• DIRECTIVES:
1. Copy from the passage below on hedging and accounting pronouncements, starting at "The Company uses foreign currency forward contracts" up to and including "and two months.".
2. In the passage below on hedging and accounting pronouncements, on what date do the accounting provisions of SFAS 123(R) take effect for the Company?

═══ PASSAGE GIVEN ═══

The Company uses foreign currency forward contracts to mitigate transaction gains and losses generated by certain foreign currency denominated monetary assets and liabilities. These derivatives are carried at fair value with changes recorded in other income/(expense). Changes in the fair value of these derivatives are largely offset by re-measurement of the underlying assets and liabilities. These foreign exchange contracts have maturities between one and two months.
The Company uses foreign currency forward and/or option contracts to hedge certain forecasted foreign currency transactions relating to operating expenses. These derivatives are designated as cash flow hedges under SFAS No.133, Accounting for Derivative Instruments and Hedging Activities, and have maturities of less than one year. The effective portion of the derivatives gain or loss is initially reported as a component of accumulated other comprehensive income, and upon occurrence of the forecasted transaction, is subsequently reclassified into the consolidated statement of operations line item to which the hedged transaction relates. The Company records any ineffectiveness of the hedging instruments, which was immaterial during the three months ended March 31, 2005 and 2004, in other income/(expense) on its consolidated statements of operations.
In the event the underlying forecasted transaction does not occur, or it becomes probable that it will not occur, the Company reclassifies the gain or loss on the related cash flow hedge from accumulated other comprehensive income to other income/(expense) on the consolidated statements of operations at that time. For the three months ended March 31, 2005 and 2004, there were no material net gains or losses recognized in other income/(expense) relating to hedges of forecasted transactions that did not occur.
5
Recent Accounting Pronouncements
In December 2004, the FASB revised SFAS No. 123 (SFAS 123(R)), Share-Based Payment, which requires companies to expense the estimated fair value of employee stock options and similar awards. The accounting provisions of SFAS 123(R) will be effective for the Company beginning on January 1, 2006. The Company will adopt the provisions of SFAS 123(R) using a modified prospective application. Under a modified prospective application, SFAS 123(R) will apply to new awards and to awards that are outstanding on the effective date and are subsequently modified or cancelled. Compensation expense for outstanding awards for which the requisite service had not been rendered as of the effective date will be recognized over the remaining service period using the compensation cost calculated for pro forma disclosure purposes under SFAS 123. The Company is in the process of determining how the new method of valuing stock-based compensation as prescribed in SFAS 123(R) will be applied to valuing stock-based awards granted after the effective date and the impact the recognition of compensation expense related to such awards will have on its financial statements.
In March 2005, the SEC staff issued guidance on SFAS 123(R). Staff Accounting Bulletin No. 107 (SAB 107) was issued to assist preparers by simplifying some of the implementation challenges of SFAS 123(R) while enhancing the information that investors receive. SAB 107 creates a framework that is premised on two overarching themes: (a) considerable judgment will be required by preparers to successfully implement SFAS 123(R), specifically when valuing employee stock options; and (b) reasonable individuals, acting in good faith, may conclude differently on the fair value of employee stock options. Key topics covered by SAB 107 include: (a) valuation models SAB 107 reinforces the flexibility allowed by SFAS 123(R) to choose an option-pricing model that meets the standards fair value measurement objective; (b) expected volatility SAB 107 provides guidance on when it would be appropriate to rely exclusively on either historical or implied volatility in estimating expected volatility; and (c) expected term the new guidance includes examples and some simplified approaches to determining the expected term under certain circumstances. The Company will apply the principles of SAB 107 in conjunction with its adoption of SFAS 123(R).

═══ RECORDED INFORMATION ═══

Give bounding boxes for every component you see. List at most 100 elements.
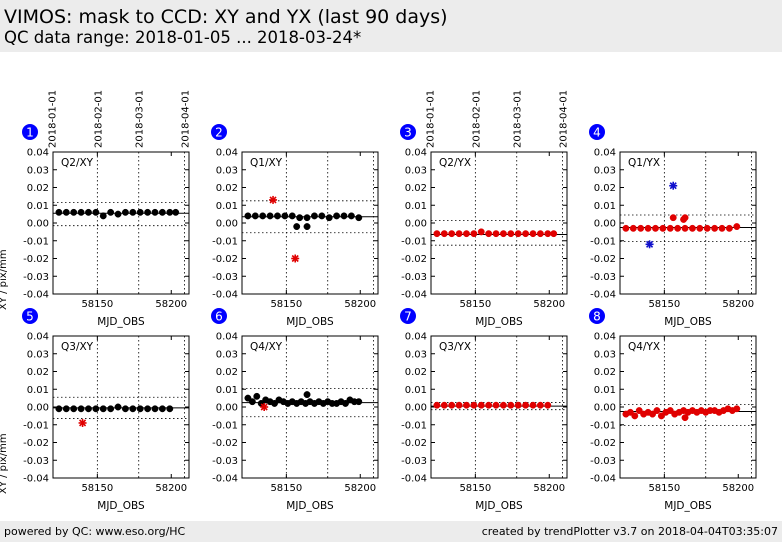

═══

• RESULTS FOR THE EXERCISE:
1.
The Company uses foreign currency forward contracts to mitigate transaction gains and losses generated by certain foreign currency denominated monetary assets and liabilities. These derivatives are carried at fair value with changes recorded in other income/(expense). Changes in the fair value of these derivatives are largely offset by re-measurement of the underlying assets and liabilities. These foreign exchange contracts have maturities between one and two months.

2. January 1, 2006.